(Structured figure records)
## start
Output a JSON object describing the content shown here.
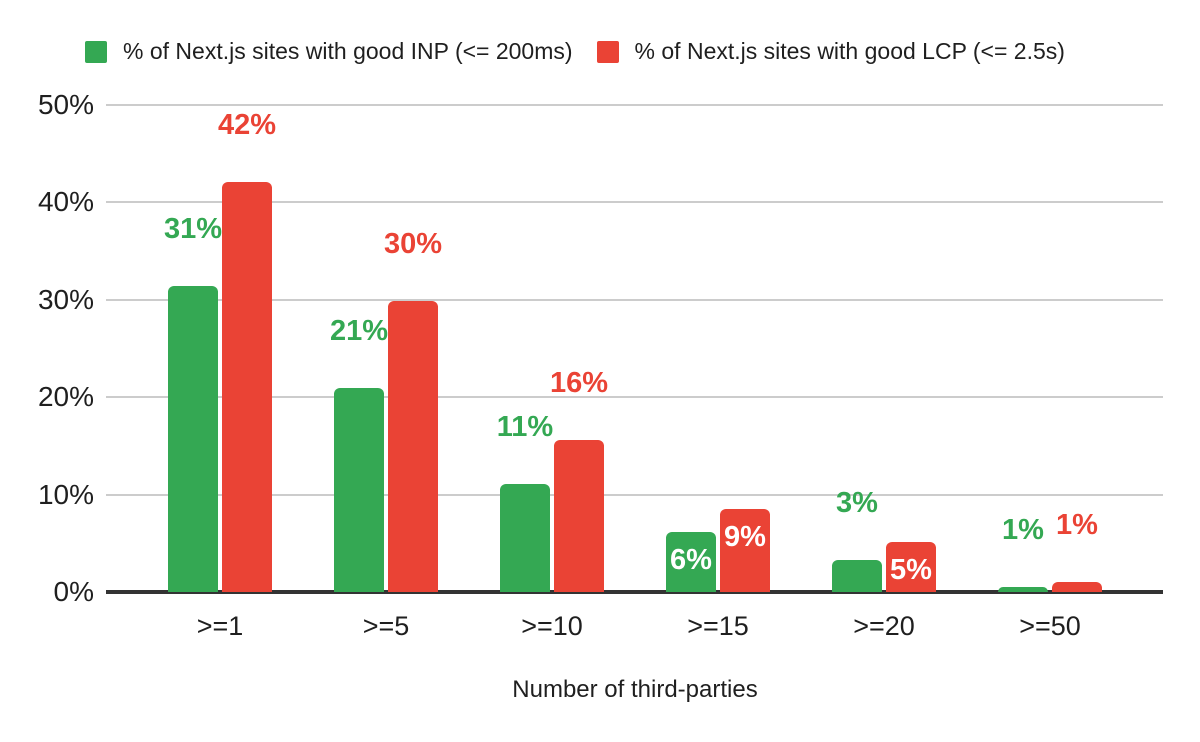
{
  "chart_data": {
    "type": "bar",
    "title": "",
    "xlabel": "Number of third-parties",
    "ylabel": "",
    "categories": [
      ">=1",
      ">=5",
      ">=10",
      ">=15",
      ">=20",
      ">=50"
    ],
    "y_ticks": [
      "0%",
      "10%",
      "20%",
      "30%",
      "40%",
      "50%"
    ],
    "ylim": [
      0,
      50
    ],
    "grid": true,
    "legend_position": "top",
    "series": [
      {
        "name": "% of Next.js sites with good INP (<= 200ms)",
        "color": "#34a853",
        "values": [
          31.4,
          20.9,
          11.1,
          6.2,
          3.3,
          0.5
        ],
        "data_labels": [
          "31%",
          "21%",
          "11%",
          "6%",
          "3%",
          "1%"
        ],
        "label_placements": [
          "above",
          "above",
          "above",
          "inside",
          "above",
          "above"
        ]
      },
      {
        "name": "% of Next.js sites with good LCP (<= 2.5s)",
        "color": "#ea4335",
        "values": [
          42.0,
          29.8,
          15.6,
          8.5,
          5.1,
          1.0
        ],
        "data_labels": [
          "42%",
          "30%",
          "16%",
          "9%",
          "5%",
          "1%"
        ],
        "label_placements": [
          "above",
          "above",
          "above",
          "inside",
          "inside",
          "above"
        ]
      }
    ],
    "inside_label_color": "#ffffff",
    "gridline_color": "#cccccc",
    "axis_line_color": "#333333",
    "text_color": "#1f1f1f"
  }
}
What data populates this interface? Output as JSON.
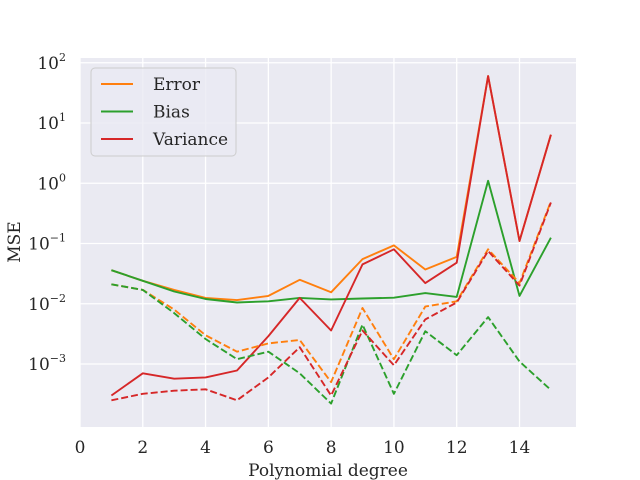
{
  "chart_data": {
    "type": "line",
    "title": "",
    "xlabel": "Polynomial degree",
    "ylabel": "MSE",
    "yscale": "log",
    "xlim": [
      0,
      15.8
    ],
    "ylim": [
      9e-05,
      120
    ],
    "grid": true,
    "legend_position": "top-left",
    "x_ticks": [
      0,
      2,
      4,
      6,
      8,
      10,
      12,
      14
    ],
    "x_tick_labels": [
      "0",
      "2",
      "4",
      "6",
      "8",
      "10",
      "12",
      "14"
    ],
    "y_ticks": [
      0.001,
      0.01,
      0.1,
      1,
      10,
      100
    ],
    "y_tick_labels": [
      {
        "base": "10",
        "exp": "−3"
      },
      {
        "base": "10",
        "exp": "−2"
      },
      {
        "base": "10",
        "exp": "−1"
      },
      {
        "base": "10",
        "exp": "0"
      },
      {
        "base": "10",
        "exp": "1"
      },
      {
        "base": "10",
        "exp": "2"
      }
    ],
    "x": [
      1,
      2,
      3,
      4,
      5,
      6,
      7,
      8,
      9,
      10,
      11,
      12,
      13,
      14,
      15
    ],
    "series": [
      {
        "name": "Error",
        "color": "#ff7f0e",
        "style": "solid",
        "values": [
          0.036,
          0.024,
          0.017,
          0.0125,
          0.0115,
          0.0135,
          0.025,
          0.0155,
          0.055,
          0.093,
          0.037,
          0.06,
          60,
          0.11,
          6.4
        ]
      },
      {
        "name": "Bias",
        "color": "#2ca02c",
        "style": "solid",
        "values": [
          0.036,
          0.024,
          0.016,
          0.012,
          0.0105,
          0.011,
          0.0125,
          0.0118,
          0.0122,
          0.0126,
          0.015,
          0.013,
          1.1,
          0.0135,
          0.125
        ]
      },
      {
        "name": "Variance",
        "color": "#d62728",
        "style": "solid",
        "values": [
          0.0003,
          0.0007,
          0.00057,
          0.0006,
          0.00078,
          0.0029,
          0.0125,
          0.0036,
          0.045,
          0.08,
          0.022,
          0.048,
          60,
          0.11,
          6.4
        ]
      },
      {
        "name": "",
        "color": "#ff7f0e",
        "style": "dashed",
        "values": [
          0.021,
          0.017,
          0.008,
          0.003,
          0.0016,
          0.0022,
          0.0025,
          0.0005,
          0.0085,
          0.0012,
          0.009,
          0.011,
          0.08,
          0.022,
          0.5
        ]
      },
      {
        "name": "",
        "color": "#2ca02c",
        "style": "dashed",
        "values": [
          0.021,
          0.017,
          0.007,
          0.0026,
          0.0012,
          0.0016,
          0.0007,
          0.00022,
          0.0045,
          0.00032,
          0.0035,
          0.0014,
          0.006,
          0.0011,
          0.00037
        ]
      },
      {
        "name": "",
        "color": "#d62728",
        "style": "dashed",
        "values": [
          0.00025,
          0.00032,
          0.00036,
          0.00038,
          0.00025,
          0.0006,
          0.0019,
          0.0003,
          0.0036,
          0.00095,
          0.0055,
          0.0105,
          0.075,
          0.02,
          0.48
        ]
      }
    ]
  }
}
## end
▸ EXERCISE AIM
Omit the pictures and output all of the other material exactly.

▸ FINISHED ANSWER
Output a JSON object describing the content shown here.
{
  "chart_data": {
    "type": "bar",
    "title": "",
    "xlabel": "Number of third-parties",
    "ylabel": "",
    "categories": [
      ">=1",
      ">=5",
      ">=10",
      ">=15",
      ">=20",
      ">=50"
    ],
    "y_ticks": [
      "0%",
      "10%",
      "20%",
      "30%",
      "40%",
      "50%"
    ],
    "ylim": [
      0,
      50
    ],
    "grid": true,
    "legend_position": "top",
    "series": [
      {
        "name": "% of Next.js sites with good INP (<= 200ms)",
        "color": "#34a853",
        "values": [
          31.4,
          20.9,
          11.1,
          6.2,
          3.3,
          0.5
        ],
        "data_labels": [
          "31%",
          "21%",
          "11%",
          "6%",
          "3%",
          "1%"
        ],
        "label_placements": [
          "above",
          "above",
          "above",
          "inside",
          "above",
          "above"
        ]
      },
      {
        "name": "% of Next.js sites with good LCP (<= 2.5s)",
        "color": "#ea4335",
        "values": [
          42.0,
          29.8,
          15.6,
          8.5,
          5.1,
          1.0
        ],
        "data_labels": [
          "42%",
          "30%",
          "16%",
          "9%",
          "5%",
          "1%"
        ],
        "label_placements": [
          "above",
          "above",
          "above",
          "inside",
          "inside",
          "above"
        ]
      }
    ],
    "inside_label_color": "#ffffff",
    "gridline_color": "#cccccc",
    "axis_line_color": "#333333",
    "text_color": "#1f1f1f"
  }
}
What data populates this interface? Output as JSON.
{
  "chart_data": {
    "type": "line",
    "title": "",
    "xlabel": "Polynomial degree",
    "ylabel": "MSE",
    "yscale": "log",
    "xlim": [
      0,
      15.8
    ],
    "ylim": [
      9e-05,
      120
    ],
    "grid": true,
    "legend_position": "top-left",
    "x_ticks": [
      0,
      2,
      4,
      6,
      8,
      10,
      12,
      14
    ],
    "x_tick_labels": [
      "0",
      "2",
      "4",
      "6",
      "8",
      "10",
      "12",
      "14"
    ],
    "y_ticks": [
      0.001,
      0.01,
      0.1,
      1,
      10,
      100
    ],
    "y_tick_labels": [
      {
        "base": "10",
        "exp": "−3"
      },
      {
        "base": "10",
        "exp": "−2"
      },
      {
        "base": "10",
        "exp": "−1"
      },
      {
        "base": "10",
        "exp": "0"
      },
      {
        "base": "10",
        "exp": "1"
      },
      {
        "base": "10",
        "exp": "2"
      }
    ],
    "x": [
      1,
      2,
      3,
      4,
      5,
      6,
      7,
      8,
      9,
      10,
      11,
      12,
      13,
      14,
      15
    ],
    "series": [
      {
        "name": "Error",
        "color": "#ff7f0e",
        "style": "solid",
        "values": [
          0.036,
          0.024,
          0.017,
          0.0125,
          0.0115,
          0.0135,
          0.025,
          0.0155,
          0.055,
          0.093,
          0.037,
          0.06,
          60,
          0.11,
          6.4
        ]
      },
      {
        "name": "Bias",
        "color": "#2ca02c",
        "style": "solid",
        "values": [
          0.036,
          0.024,
          0.016,
          0.012,
          0.0105,
          0.011,
          0.0125,
          0.0118,
          0.0122,
          0.0126,
          0.015,
          0.013,
          1.1,
          0.0135,
          0.125
        ]
      },
      {
        "name": "Variance",
        "color": "#d62728",
        "style": "solid",
        "values": [
          0.0003,
          0.0007,
          0.00057,
          0.0006,
          0.00078,
          0.0029,
          0.0125,
          0.0036,
          0.045,
          0.08,
          0.022,
          0.048,
          60,
          0.11,
          6.4
        ]
      },
      {
        "name": "",
        "color": "#ff7f0e",
        "style": "dashed",
        "values": [
          0.021,
          0.017,
          0.008,
          0.003,
          0.0016,
          0.0022,
          0.0025,
          0.0005,
          0.0085,
          0.0012,
          0.009,
          0.011,
          0.08,
          0.022,
          0.5
        ]
      },
      {
        "name": "",
        "color": "#2ca02c",
        "style": "dashed",
        "values": [
          0.021,
          0.017,
          0.007,
          0.0026,
          0.0012,
          0.0016,
          0.0007,
          0.00022,
          0.0045,
          0.00032,
          0.0035,
          0.0014,
          0.006,
          0.0011,
          0.00037
        ]
      },
      {
        "name": "",
        "color": "#d62728",
        "style": "dashed",
        "values": [
          0.00025,
          0.00032,
          0.00036,
          0.00038,
          0.00025,
          0.0006,
          0.0019,
          0.0003,
          0.0036,
          0.00095,
          0.0055,
          0.0105,
          0.075,
          0.02,
          0.48
        ]
      }
    ]
  }
}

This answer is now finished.